=== DATA LINES ===

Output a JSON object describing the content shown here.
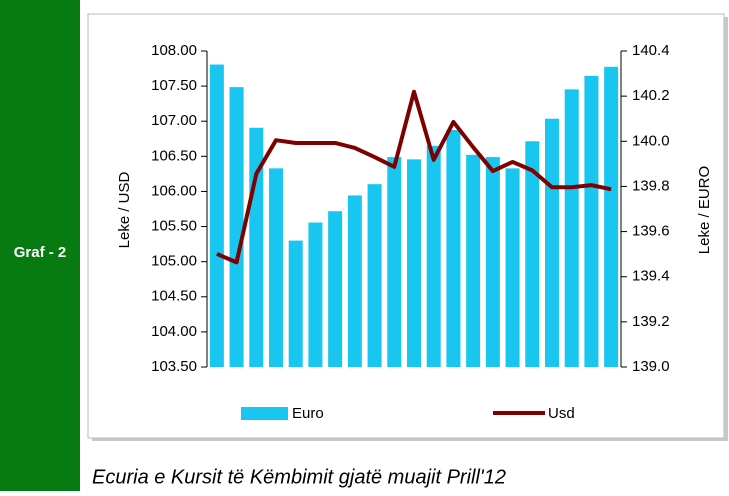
{
  "sidebar_label": "Graf - 2",
  "caption": "Ecuria e Kursit të Këmbimit gjatë muajit Prill'12",
  "chart_data": {
    "type": "bar_line",
    "y_label": "Leke / USD",
    "y2_label": "Leke / EURO",
    "ylim": [
      103.5,
      108
    ],
    "yticks": [
      {
        "value": 103.5,
        "label": "103.50"
      },
      {
        "value": 104,
        "label": "104.00"
      },
      {
        "value": 104.5,
        "label": "104.50"
      },
      {
        "value": 105,
        "label": "105.00"
      },
      {
        "value": 105.5,
        "label": "105.50"
      },
      {
        "value": 106,
        "label": "106.00"
      },
      {
        "value": 106.5,
        "label": "106.50"
      },
      {
        "value": 107,
        "label": "107.00"
      },
      {
        "value": 107.5,
        "label": "107.50"
      },
      {
        "value": 108,
        "label": "108.00"
      }
    ],
    "y2lim": [
      139,
      140.4
    ],
    "y2ticks": [
      {
        "value": 139,
        "label": "139.0"
      },
      139.2,
      139.4,
      139.6,
      139.8,
      {
        "value": 140,
        "label": "140.0"
      },
      140.2,
      140.4
    ],
    "series": [
      {
        "name": "Euro",
        "kind": "bar",
        "axis": "y2",
        "color": "#19c6f0",
        "values": [
          140.34,
          140.24,
          140.06,
          139.88,
          139.56,
          139.64,
          139.69,
          139.76,
          139.81,
          139.93,
          139.92,
          139.98,
          140.05,
          139.94,
          139.93,
          139.88,
          140.0,
          140.1,
          140.23,
          140.29,
          140.33
        ]
      },
      {
        "name": "Usd",
        "kind": "line",
        "axis": "y",
        "color": "#7f0000",
        "values": [
          105.11,
          104.99,
          106.25,
          106.73,
          106.69,
          106.69,
          106.69,
          106.62,
          106.49,
          106.35,
          107.42,
          106.45,
          106.99,
          106.63,
          106.29,
          106.42,
          106.3,
          106.06,
          106.06,
          106.09,
          106.03
        ]
      }
    ]
  }
}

===

From the listing above, print every entry precisely and drop the pictures.

• OUTPUT FOR THIS EXERCISE
Output a JSON object describing the content shown here.
{
  "sidebar_label": "Graf - 2",
  "caption": "Ecuria e Kursit të Këmbimit gjatë muajit Prill'12",
  "chart_data": {
    "type": "bar_line",
    "y_label": "Leke / USD",
    "y2_label": "Leke / EURO",
    "ylim": [
      103.5,
      108
    ],
    "yticks": [
      {
        "value": 103.5,
        "label": "103.50"
      },
      {
        "value": 104,
        "label": "104.00"
      },
      {
        "value": 104.5,
        "label": "104.50"
      },
      {
        "value": 105,
        "label": "105.00"
      },
      {
        "value": 105.5,
        "label": "105.50"
      },
      {
        "value": 106,
        "label": "106.00"
      },
      {
        "value": 106.5,
        "label": "106.50"
      },
      {
        "value": 107,
        "label": "107.00"
      },
      {
        "value": 107.5,
        "label": "107.50"
      },
      {
        "value": 108,
        "label": "108.00"
      }
    ],
    "y2lim": [
      139,
      140.4
    ],
    "y2ticks": [
      {
        "value": 139,
        "label": "139.0"
      },
      139.2,
      139.4,
      139.6,
      139.8,
      {
        "value": 140,
        "label": "140.0"
      },
      140.2,
      140.4
    ],
    "series": [
      {
        "name": "Euro",
        "kind": "bar",
        "axis": "y2",
        "color": "#19c6f0",
        "values": [
          140.34,
          140.24,
          140.06,
          139.88,
          139.56,
          139.64,
          139.69,
          139.76,
          139.81,
          139.93,
          139.92,
          139.98,
          140.05,
          139.94,
          139.93,
          139.88,
          140.0,
          140.1,
          140.23,
          140.29,
          140.33
        ]
      },
      {
        "name": "Usd",
        "kind": "line",
        "axis": "y",
        "color": "#7f0000",
        "values": [
          105.11,
          104.99,
          106.25,
          106.73,
          106.69,
          106.69,
          106.69,
          106.62,
          106.49,
          106.35,
          107.42,
          106.45,
          106.99,
          106.63,
          106.29,
          106.42,
          106.3,
          106.06,
          106.06,
          106.09,
          106.03
        ]
      }
    ]
  }
}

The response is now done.